START RAW DATA

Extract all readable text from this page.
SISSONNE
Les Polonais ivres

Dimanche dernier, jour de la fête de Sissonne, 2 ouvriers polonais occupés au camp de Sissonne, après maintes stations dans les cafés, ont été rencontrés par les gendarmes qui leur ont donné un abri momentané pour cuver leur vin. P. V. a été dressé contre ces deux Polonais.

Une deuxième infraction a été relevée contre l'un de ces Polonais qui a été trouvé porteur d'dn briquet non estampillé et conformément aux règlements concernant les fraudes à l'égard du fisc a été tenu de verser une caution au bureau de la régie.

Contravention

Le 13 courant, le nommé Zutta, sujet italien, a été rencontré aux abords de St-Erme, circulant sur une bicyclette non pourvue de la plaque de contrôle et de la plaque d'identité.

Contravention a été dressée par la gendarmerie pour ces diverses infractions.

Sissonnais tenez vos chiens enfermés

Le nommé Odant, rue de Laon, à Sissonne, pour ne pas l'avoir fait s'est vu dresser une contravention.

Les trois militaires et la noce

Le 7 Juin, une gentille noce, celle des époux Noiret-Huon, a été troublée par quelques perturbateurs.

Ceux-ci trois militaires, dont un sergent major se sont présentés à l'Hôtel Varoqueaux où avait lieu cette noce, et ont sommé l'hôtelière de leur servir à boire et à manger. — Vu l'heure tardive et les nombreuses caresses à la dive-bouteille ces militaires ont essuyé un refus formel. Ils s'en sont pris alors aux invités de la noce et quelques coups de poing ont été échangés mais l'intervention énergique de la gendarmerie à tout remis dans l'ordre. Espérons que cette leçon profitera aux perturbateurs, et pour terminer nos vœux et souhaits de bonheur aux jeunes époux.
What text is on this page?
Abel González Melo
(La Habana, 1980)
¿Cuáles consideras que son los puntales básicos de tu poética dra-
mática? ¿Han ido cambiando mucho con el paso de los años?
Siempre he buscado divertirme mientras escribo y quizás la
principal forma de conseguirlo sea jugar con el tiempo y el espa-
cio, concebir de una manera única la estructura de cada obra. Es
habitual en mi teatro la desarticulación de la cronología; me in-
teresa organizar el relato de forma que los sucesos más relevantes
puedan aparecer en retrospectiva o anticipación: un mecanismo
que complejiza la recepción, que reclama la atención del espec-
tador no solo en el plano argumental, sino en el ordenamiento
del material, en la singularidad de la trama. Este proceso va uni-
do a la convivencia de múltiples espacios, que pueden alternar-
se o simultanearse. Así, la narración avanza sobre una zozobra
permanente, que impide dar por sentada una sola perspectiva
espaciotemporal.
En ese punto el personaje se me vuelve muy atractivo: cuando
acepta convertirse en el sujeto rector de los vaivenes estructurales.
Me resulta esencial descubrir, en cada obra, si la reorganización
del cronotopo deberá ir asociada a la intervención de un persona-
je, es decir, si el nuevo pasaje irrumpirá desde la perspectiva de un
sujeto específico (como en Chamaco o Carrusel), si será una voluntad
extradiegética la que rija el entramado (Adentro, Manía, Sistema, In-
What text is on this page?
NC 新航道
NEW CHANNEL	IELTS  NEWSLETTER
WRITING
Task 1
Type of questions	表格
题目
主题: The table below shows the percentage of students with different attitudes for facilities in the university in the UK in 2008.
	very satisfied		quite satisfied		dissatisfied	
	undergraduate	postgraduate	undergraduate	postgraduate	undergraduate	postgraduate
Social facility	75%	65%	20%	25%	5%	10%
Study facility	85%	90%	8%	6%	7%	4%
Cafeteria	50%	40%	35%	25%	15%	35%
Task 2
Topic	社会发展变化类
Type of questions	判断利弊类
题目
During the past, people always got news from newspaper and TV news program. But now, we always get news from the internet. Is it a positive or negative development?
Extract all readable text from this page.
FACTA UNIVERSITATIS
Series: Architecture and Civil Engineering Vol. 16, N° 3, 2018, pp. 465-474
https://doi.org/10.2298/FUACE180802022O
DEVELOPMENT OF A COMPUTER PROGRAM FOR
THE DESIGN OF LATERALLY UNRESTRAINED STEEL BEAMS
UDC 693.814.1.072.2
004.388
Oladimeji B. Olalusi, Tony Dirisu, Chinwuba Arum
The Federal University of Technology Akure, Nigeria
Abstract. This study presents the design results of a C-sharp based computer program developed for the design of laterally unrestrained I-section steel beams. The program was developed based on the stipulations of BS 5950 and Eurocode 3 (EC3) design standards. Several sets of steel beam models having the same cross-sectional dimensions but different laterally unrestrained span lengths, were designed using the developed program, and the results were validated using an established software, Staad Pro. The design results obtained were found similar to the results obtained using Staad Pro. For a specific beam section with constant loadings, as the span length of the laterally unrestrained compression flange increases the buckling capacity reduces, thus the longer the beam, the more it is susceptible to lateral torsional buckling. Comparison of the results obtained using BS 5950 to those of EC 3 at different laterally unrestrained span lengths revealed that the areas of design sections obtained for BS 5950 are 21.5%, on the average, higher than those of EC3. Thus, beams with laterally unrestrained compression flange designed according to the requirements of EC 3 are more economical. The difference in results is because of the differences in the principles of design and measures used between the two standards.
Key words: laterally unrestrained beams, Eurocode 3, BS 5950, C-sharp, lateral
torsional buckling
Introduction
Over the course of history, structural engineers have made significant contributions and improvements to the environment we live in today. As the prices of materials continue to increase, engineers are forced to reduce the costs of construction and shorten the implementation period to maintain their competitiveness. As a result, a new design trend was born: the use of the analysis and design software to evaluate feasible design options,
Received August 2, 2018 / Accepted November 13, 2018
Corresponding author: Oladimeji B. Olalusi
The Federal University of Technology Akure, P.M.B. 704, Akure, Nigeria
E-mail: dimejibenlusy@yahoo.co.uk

END RAW DATA

Without leaving anything out, quote all the data.

SOLUTION FOR THIS PROBLEM —
Extract all readable text from this page.
SISSONNE
Les Polonais ivres

Dimanche dernier, jour de la fête de Sissonne, 2 ouvriers polonais occupés au camp de Sissonne, après maintes stations dans les cafés, ont été rencontrés par les gendarmes qui leur ont donné un abri momentané pour cuver leur vin. P. V. a été dressé contre ces deux Polonais.

Une deuxième infraction a été relevée contre l'un de ces Polonais qui a été trouvé porteur d'dn briquet non estampillé et conformément aux règlements concernant les fraudes à l'égard du fisc a été tenu de verser une caution au bureau de la régie.

Contravention

Le 13 courant, le nommé Zutta, sujet italien, a été rencontré aux abords de St-Erme, circulant sur une bicyclette non pourvue de la plaque de contrôle et de la plaque d'identité.

Contravention a été dressée par la gendarmerie pour ces diverses infractions.

Sissonnais tenez vos chiens enfermés

Le nommé Odant, rue de Laon, à Sissonne, pour ne pas l'avoir fait s'est vu dresser une contravention.

Les trois militaires et la noce

Le 7 Juin, une gentille noce, celle des époux Noiret-Huon, a été troublée par quelques perturbateurs.

Ceux-ci trois militaires, dont un sergent major se sont présentés à l'Hôtel Varoqueaux où avait lieu cette noce, et ont sommé l'hôtelière de leur servir à boire et à manger. — Vu l'heure tardive et les nombreuses caresses à la dive-bouteille ces militaires ont essuyé un refus formel. Ils s'en sont pris alors aux invités de la noce et quelques coups de poing ont été échangés mais l'intervention énergique de la gendarmerie à tout remis dans l'ordre. Espérons que cette leçon profitera aux perturbateurs, et pour terminer nos vœux et souhaits de bonheur aux jeunes époux.
What text is on this page?
Abel González Melo
(La Habana, 1980)
¿Cuáles consideras que son los puntales básicos de tu poética dra-
mática? ¿Han ido cambiando mucho con el paso de los años?
Siempre he buscado divertirme mientras escribo y quizás la
principal forma de conseguirlo sea jugar con el tiempo y el espa-
cio, concebir de una manera única la estructura de cada obra. Es
habitual en mi teatro la desarticulación de la cronología; me in-
teresa organizar el relato de forma que los sucesos más relevantes
puedan aparecer en retrospectiva o anticipación: un mecanismo
que complejiza la recepción, que reclama la atención del espec-
tador no solo en el plano argumental, sino en el ordenamiento
del material, en la singularidad de la trama. Este proceso va uni-
do a la convivencia de múltiples espacios, que pueden alternar-
se o simultanearse. Así, la narración avanza sobre una zozobra
permanente, que impide dar por sentada una sola perspectiva
espaciotemporal.
En ese punto el personaje se me vuelve muy atractivo: cuando
acepta convertirse en el sujeto rector de los vaivenes estructurales.
Me resulta esencial descubrir, en cada obra, si la reorganización
del cronotopo deberá ir asociada a la intervención de un persona-
je, es decir, si el nuevo pasaje irrumpirá desde la perspectiva de un
sujeto específico (como en Chamaco o Carrusel), si será una voluntad
extradiegética la que rija el entramado (Adentro, Manía, Sistema, In-
What text is on this page?
NC 新航道
NEW CHANNEL	IELTS  NEWSLETTER
WRITING
Task 1
Type of questions	表格
题目
主题: The table below shows the percentage of students with different attitudes for facilities in the university in the UK in 2008.
	very satisfied		quite satisfied		dissatisfied	
	undergraduate	postgraduate	undergraduate	postgraduate	undergraduate	postgraduate
Social facility	75%	65%	20%	25%	5%	10%
Study facility	85%	90%	8%	6%	7%	4%
Cafeteria	50%	40%	35%	25%	15%	35%
Task 2
Topic	社会发展变化类
Type of questions	判断利弊类
题目
During the past, people always got news from newspaper and TV news program. But now, we always get news from the internet. Is it a positive or negative development?
Extract all readable text from this page.
FACTA UNIVERSITATIS
Series: Architecture and Civil Engineering Vol. 16, N° 3, 2018, pp. 465-474
https://doi.org/10.2298/FUACE180802022O
DEVELOPMENT OF A COMPUTER PROGRAM FOR
THE DESIGN OF LATERALLY UNRESTRAINED STEEL BEAMS
UDC 693.814.1.072.2
004.388
Oladimeji B. Olalusi, Tony Dirisu, Chinwuba Arum
The Federal University of Technology Akure, Nigeria
Abstract. This study presents the design results of a C-sharp based computer program developed for the design of laterally unrestrained I-section steel beams. The program was developed based on the stipulations of BS 5950 and Eurocode 3 (EC3) design standards. Several sets of steel beam models having the same cross-sectional dimensions but different laterally unrestrained span lengths, were designed using the developed program, and the results were validated using an established software, Staad Pro. The design results obtained were found similar to the results obtained using Staad Pro. For a specific beam section with constant loadings, as the span length of the laterally unrestrained compression flange increases the buckling capacity reduces, thus the longer the beam, the more it is susceptible to lateral torsional buckling. Comparison of the results obtained using BS 5950 to those of EC 3 at different laterally unrestrained span lengths revealed that the areas of design sections obtained for BS 5950 are 21.5%, on the average, higher than those of EC3. Thus, beams with laterally unrestrained compression flange designed according to the requirements of EC 3 are more economical. The difference in results is because of the differences in the principles of design and measures used between the two standards.
Key words: laterally unrestrained beams, Eurocode 3, BS 5950, C-sharp, lateral
torsional buckling
Introduction
Over the course of history, structural engineers have made significant contributions and improvements to the environment we live in today. As the prices of materials continue to increase, engineers are forced to reduce the costs of construction and shorten the implementation period to maintain their competitiveness. As a result, a new design trend was born: the use of the analysis and design software to evaluate feasible design options,
Received August 2, 2018 / Accepted November 13, 2018
Corresponding author: Oladimeji B. Olalusi
The Federal University of Technology Akure, P.M.B. 704, Akure, Nigeria
E-mail: dimejibenlusy@yahoo.co.uk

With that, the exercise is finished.